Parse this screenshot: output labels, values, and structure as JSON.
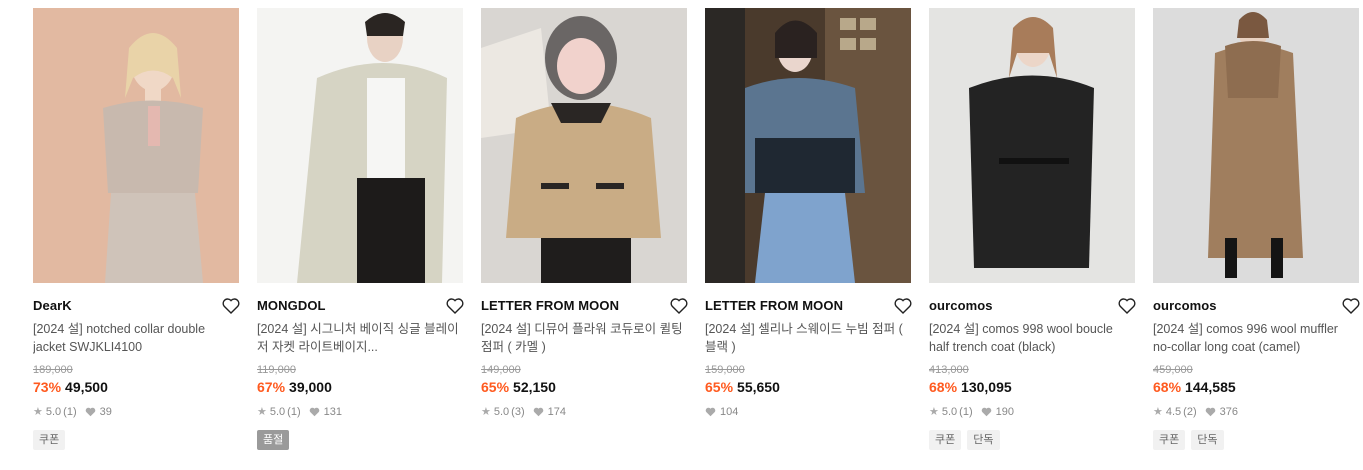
{
  "products": [
    {
      "brand": "DearK",
      "title": "[2024 설] notched collar double jacket SWJKLI4100",
      "original_price": "189,000",
      "discount": "73%",
      "price": "49,500",
      "rating": "5.0",
      "reviews": "(1)",
      "likes": "39",
      "tags": [
        "쿠폰"
      ],
      "bg_color": "#e2b9a1"
    },
    {
      "brand": "MONGDOL",
      "title": "[2024 설] 시그니처 베이직 싱글 블레이저 자켓 라이트베이지...",
      "original_price": "119,000",
      "discount": "67%",
      "price": "39,000",
      "rating": "5.0",
      "reviews": "(1)",
      "likes": "131",
      "tags": [
        "품절"
      ],
      "bg_color": "#f4f4f2"
    },
    {
      "brand": "LETTER FROM MOON",
      "title": "[2024 설] 디뮤어 플라워 코듀로이 퀼팅 점퍼 ( 카멜 )",
      "original_price": "149,000",
      "discount": "65%",
      "price": "52,150",
      "rating": "5.0",
      "reviews": "(3)",
      "likes": "174",
      "tags": [],
      "bg_color": "#d9d6d2"
    },
    {
      "brand": "LETTER FROM MOON",
      "title": "[2024 설] 셀리나 스웨이드 누빔 점퍼 ( 블랙 )",
      "original_price": "159,000",
      "discount": "65%",
      "price": "55,650",
      "rating": "",
      "reviews": "",
      "likes": "104",
      "tags": [],
      "bg_color": "#4a3a2c"
    },
    {
      "brand": "ourcomos",
      "title": "[2024 설] comos 998 wool boucle half trench coat (black)",
      "original_price": "413,000",
      "discount": "68%",
      "price": "130,095",
      "rating": "5.0",
      "reviews": "(1)",
      "likes": "190",
      "tags": [
        "쿠폰",
        "단독"
      ],
      "bg_color": "#e4e4e2"
    },
    {
      "brand": "ourcomos",
      "title": "[2024 설] comos 996 wool muffler no-collar long coat (camel)",
      "original_price": "459,000",
      "discount": "68%",
      "price": "144,585",
      "rating": "4.5",
      "reviews": "(2)",
      "likes": "376",
      "tags": [
        "쿠폰",
        "단독"
      ],
      "bg_color": "#dcdcdc"
    }
  ],
  "icons": {
    "wishlist": "heart-outline-icon",
    "rating": "star-icon",
    "likes": "heart-filled-icon"
  },
  "colors": {
    "discount": "#ff5a1f",
    "tag_bg": "#f1f1f1",
    "sold_tag_bg": "#9a9a9a"
  }
}
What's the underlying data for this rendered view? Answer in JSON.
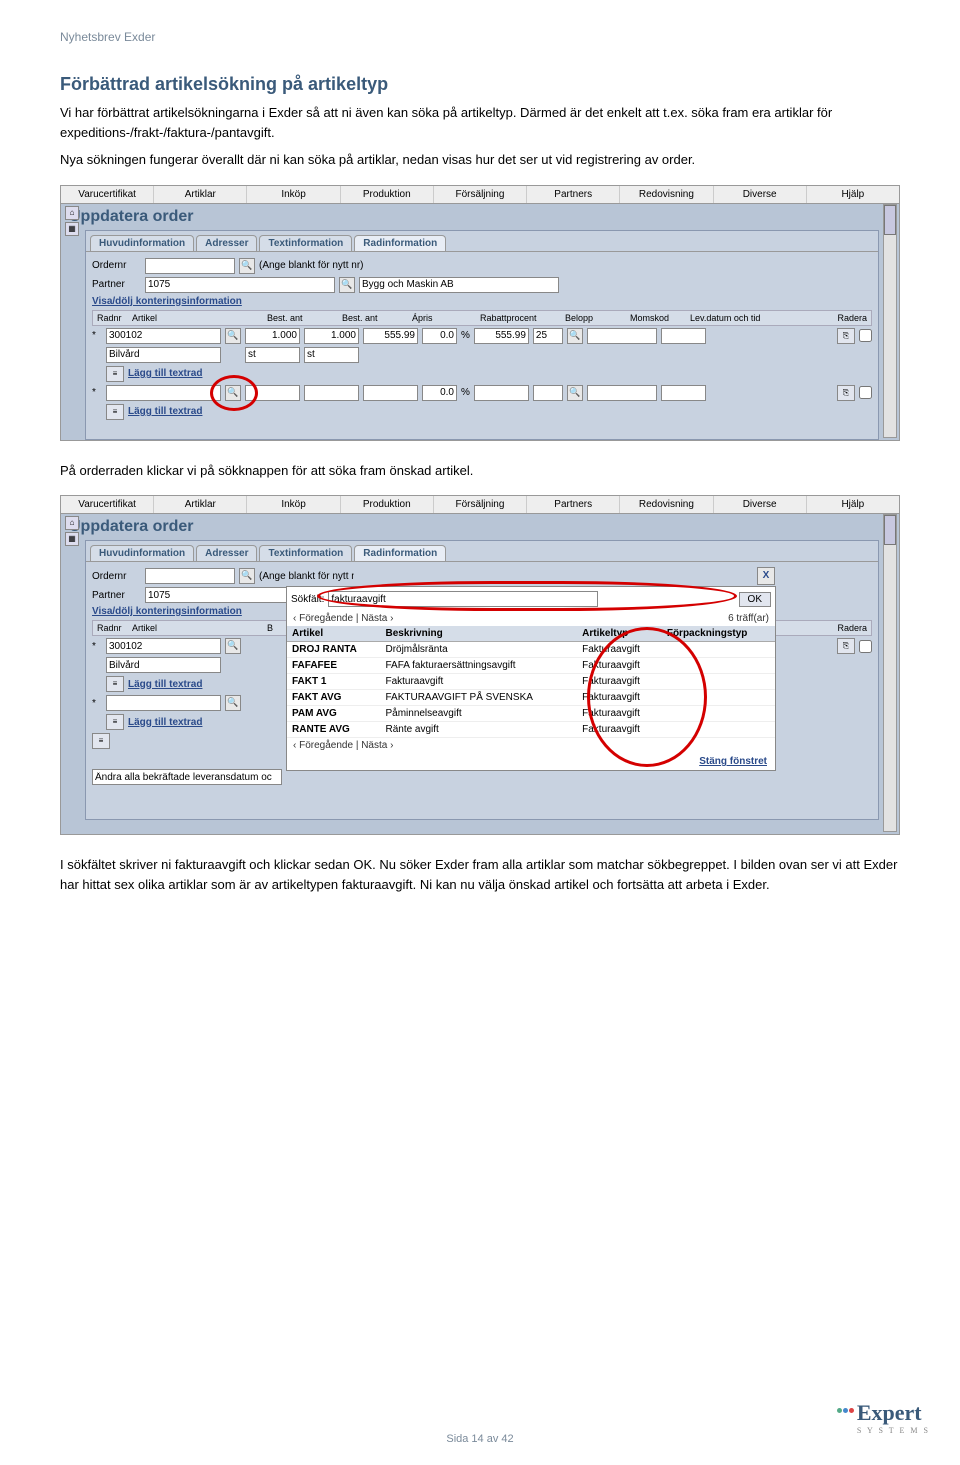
{
  "doc_header": "Nyhetsbrev Exder",
  "heading": "Förbättrad artikelsökning på artikeltyp",
  "para1": "Vi har förbättrat artikelsökningarna i Exder så att ni även kan söka på artikeltyp. Därmed är det enkelt att t.ex. söka fram era artiklar för expeditions-/frakt-/faktura-/pantavgift.",
  "para2": "Nya sökningen fungerar överallt där ni kan söka på artiklar, nedan visas hur det ser ut vid registrering av order.",
  "para3": "På orderraden klickar vi på sökknappen för att söka fram önskad artikel.",
  "para4": "I sökfältet skriver ni fakturaavgift och klickar sedan OK. Nu söker Exder fram alla artiklar som matchar sökbegreppet. I bilden ovan ser vi att Exder har hittat sex olika artiklar som är av artikeltypen fakturaavgift. Ni kan nu välja önskad artikel och fortsätta att arbeta i Exder.",
  "menu": [
    "Varucertifikat",
    "Artiklar",
    "Inköp",
    "Produktion",
    "Försäljning",
    "Partners",
    "Redovisning",
    "Diverse",
    "Hjälp"
  ],
  "app_title": "Uppdatera order",
  "tabs": [
    "Huvudinformation",
    "Adresser",
    "Textinformation",
    "Radinformation"
  ],
  "labels": {
    "ordernr": "Ordernr",
    "partner": "Partner",
    "blank_hint": "(Ange blankt för nytt nr)",
    "visa_dolj": "Visa/dölj konteringsinformation",
    "lagg_textrad": "Lägg till textrad",
    "andra_lev": "Ändra alla bekräftade leveransdatum oc",
    "sokfalt": "Sökfält:",
    "ok": "OK",
    "fg_nasta": "‹ Föregående | Nästa ›",
    "traff": "6 träff(ar)",
    "stang": "Stäng fönstret"
  },
  "form": {
    "partner_val": "1075",
    "partner_name": "Bygg och Maskin AB",
    "article_val": "300102",
    "article_name": "Bilvård",
    "best_ant": "1.000",
    "unit": "st",
    "apris": "555.99",
    "rabatt": "0.0",
    "belopp": "555.99",
    "momskod": "25",
    "rabatt2": "0.0",
    "percent": "%"
  },
  "grid_headers": {
    "radnr": "Radnr",
    "artikel": "Artikel",
    "best_ant1": "Best. ant",
    "best_ant2": "Best. ant",
    "apris": "Ápris",
    "rabatt": "Rabattprocent",
    "belopp": "Belopp",
    "momskod": "Momskod",
    "lev": "Lev.datum och tid",
    "radera": "Radera"
  },
  "popup": {
    "search_val": "fakturaavgift",
    "headers": [
      "Artikel",
      "Beskrivning",
      "Artikeltyp",
      "Förpackningstyp"
    ],
    "rows": [
      [
        "DROJ RANTA",
        "Dröjmålsränta",
        "Fakturaavgift",
        ""
      ],
      [
        "FAFAFEE",
        "FAFA fakturaersättningsavgift",
        "Fakturaavgift",
        ""
      ],
      [
        "FAKT 1",
        "Fakturaavgift",
        "Fakturaavgift",
        ""
      ],
      [
        "FAKT AVG",
        "FAKTURAAVGIFT PÅ SVENSKA",
        "Fakturaavgift",
        ""
      ],
      [
        "PAM AVG",
        "Påminnelseavgift",
        "Fakturaavgift",
        ""
      ],
      [
        "RANTE AVG",
        "Ränte avgift",
        "Fakturaavgift",
        ""
      ]
    ]
  },
  "footer": {
    "page": "Sida 14 av 42"
  }
}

■ ■ ■ ■

» EXERCISE DESCRIPTION
Every entry should be returned exactly as written, minus the pictures.

» THE RESPONSE
Parse this screenshot: output labels, values, and structure as JSON.
{
  "products": [
    {
      "brand": "DearK",
      "title": "[2024 설] notched collar double jacket SWJKLI4100",
      "original_price": "189,000",
      "discount": "73%",
      "price": "49,500",
      "rating": "5.0",
      "reviews": "(1)",
      "likes": "39",
      "tags": [
        "쿠폰"
      ],
      "bg_color": "#e2b9a1"
    },
    {
      "brand": "MONGDOL",
      "title": "[2024 설] 시그니처 베이직 싱글 블레이저 자켓 라이트베이지...",
      "original_price": "119,000",
      "discount": "67%",
      "price": "39,000",
      "rating": "5.0",
      "reviews": "(1)",
      "likes": "131",
      "tags": [
        "품절"
      ],
      "bg_color": "#f4f4f2"
    },
    {
      "brand": "LETTER FROM MOON",
      "title": "[2024 설] 디뮤어 플라워 코듀로이 퀼팅 점퍼 ( 카멜 )",
      "original_price": "149,000",
      "discount": "65%",
      "price": "52,150",
      "rating": "5.0",
      "reviews": "(3)",
      "likes": "174",
      "tags": [],
      "bg_color": "#d9d6d2"
    },
    {
      "brand": "LETTER FROM MOON",
      "title": "[2024 설] 셀리나 스웨이드 누빔 점퍼 ( 블랙 )",
      "original_price": "159,000",
      "discount": "65%",
      "price": "55,650",
      "rating": "",
      "reviews": "",
      "likes": "104",
      "tags": [],
      "bg_color": "#4a3a2c"
    },
    {
      "brand": "ourcomos",
      "title": "[2024 설] comos 998 wool boucle half trench coat (black)",
      "original_price": "413,000",
      "discount": "68%",
      "price": "130,095",
      "rating": "5.0",
      "reviews": "(1)",
      "likes": "190",
      "tags": [
        "쿠폰",
        "단독"
      ],
      "bg_color": "#e4e4e2"
    },
    {
      "brand": "ourcomos",
      "title": "[2024 설] comos 996 wool muffler no-collar long coat (camel)",
      "original_price": "459,000",
      "discount": "68%",
      "price": "144,585",
      "rating": "4.5",
      "reviews": "(2)",
      "likes": "376",
      "tags": [
        "쿠폰",
        "단독"
      ],
      "bg_color": "#dcdcdc"
    }
  ],
  "icons": {
    "wishlist": "heart-outline-icon",
    "rating": "star-icon",
    "likes": "heart-filled-icon"
  },
  "colors": {
    "discount": "#ff5a1f",
    "tag_bg": "#f1f1f1",
    "sold_tag_bg": "#9a9a9a"
  }
}
What's the underlying data for this rendered view? Answer in JSON.
{
  "doc_header": "Nyhetsbrev Exder",
  "heading": "Förbättrad artikelsökning på artikeltyp",
  "para1": "Vi har förbättrat artikelsökningarna i Exder så att ni även kan söka på artikeltyp. Därmed är det enkelt att t.ex. söka fram era artiklar för expeditions-/frakt-/faktura-/pantavgift.",
  "para2": "Nya sökningen fungerar överallt där ni kan söka på artiklar, nedan visas hur det ser ut vid registrering av order.",
  "para3": "På orderraden klickar vi på sökknappen för att söka fram önskad artikel.",
  "para4": "I sökfältet skriver ni fakturaavgift och klickar sedan OK. Nu söker Exder fram alla artiklar som matchar sökbegreppet. I bilden ovan ser vi att Exder har hittat sex olika artiklar som är av artikeltypen fakturaavgift. Ni kan nu välja önskad artikel och fortsätta att arbeta i Exder.",
  "menu": [
    "Varucertifikat",
    "Artiklar",
    "Inköp",
    "Produktion",
    "Försäljning",
    "Partners",
    "Redovisning",
    "Diverse",
    "Hjälp"
  ],
  "app_title": "Uppdatera order",
  "tabs": [
    "Huvudinformation",
    "Adresser",
    "Textinformation",
    "Radinformation"
  ],
  "labels": {
    "ordernr": "Ordernr",
    "partner": "Partner",
    "blank_hint": "(Ange blankt för nytt nr)",
    "visa_dolj": "Visa/dölj konteringsinformation",
    "lagg_textrad": "Lägg till textrad",
    "andra_lev": "Ändra alla bekräftade leveransdatum oc",
    "sokfalt": "Sökfält:",
    "ok": "OK",
    "fg_nasta": "‹ Föregående | Nästa ›",
    "traff": "6 träff(ar)",
    "stang": "Stäng fönstret"
  },
  "form": {
    "partner_val": "1075",
    "partner_name": "Bygg och Maskin AB",
    "article_val": "300102",
    "article_name": "Bilvård",
    "best_ant": "1.000",
    "unit": "st",
    "apris": "555.99",
    "rabatt": "0.0",
    "belopp": "555.99",
    "momskod": "25",
    "rabatt2": "0.0",
    "percent": "%"
  },
  "grid_headers": {
    "radnr": "Radnr",
    "artikel": "Artikel",
    "best_ant1": "Best. ant",
    "best_ant2": "Best. ant",
    "apris": "Ápris",
    "rabatt": "Rabattprocent",
    "belopp": "Belopp",
    "momskod": "Momskod",
    "lev": "Lev.datum och tid",
    "radera": "Radera"
  },
  "popup": {
    "search_val": "fakturaavgift",
    "headers": [
      "Artikel",
      "Beskrivning",
      "Artikeltyp",
      "Förpackningstyp"
    ],
    "rows": [
      [
        "DROJ RANTA",
        "Dröjmålsränta",
        "Fakturaavgift",
        ""
      ],
      [
        "FAFAFEE",
        "FAFA fakturaersättningsavgift",
        "Fakturaavgift",
        ""
      ],
      [
        "FAKT 1",
        "Fakturaavgift",
        "Fakturaavgift",
        ""
      ],
      [
        "FAKT AVG",
        "FAKTURAAVGIFT PÅ SVENSKA",
        "Fakturaavgift",
        ""
      ],
      [
        "PAM AVG",
        "Påminnelseavgift",
        "Fakturaavgift",
        ""
      ],
      [
        "RANTE AVG",
        "Ränte avgift",
        "Fakturaavgift",
        ""
      ]
    ]
  },
  "footer": {
    "page": "Sida 14 av 42"
  }
}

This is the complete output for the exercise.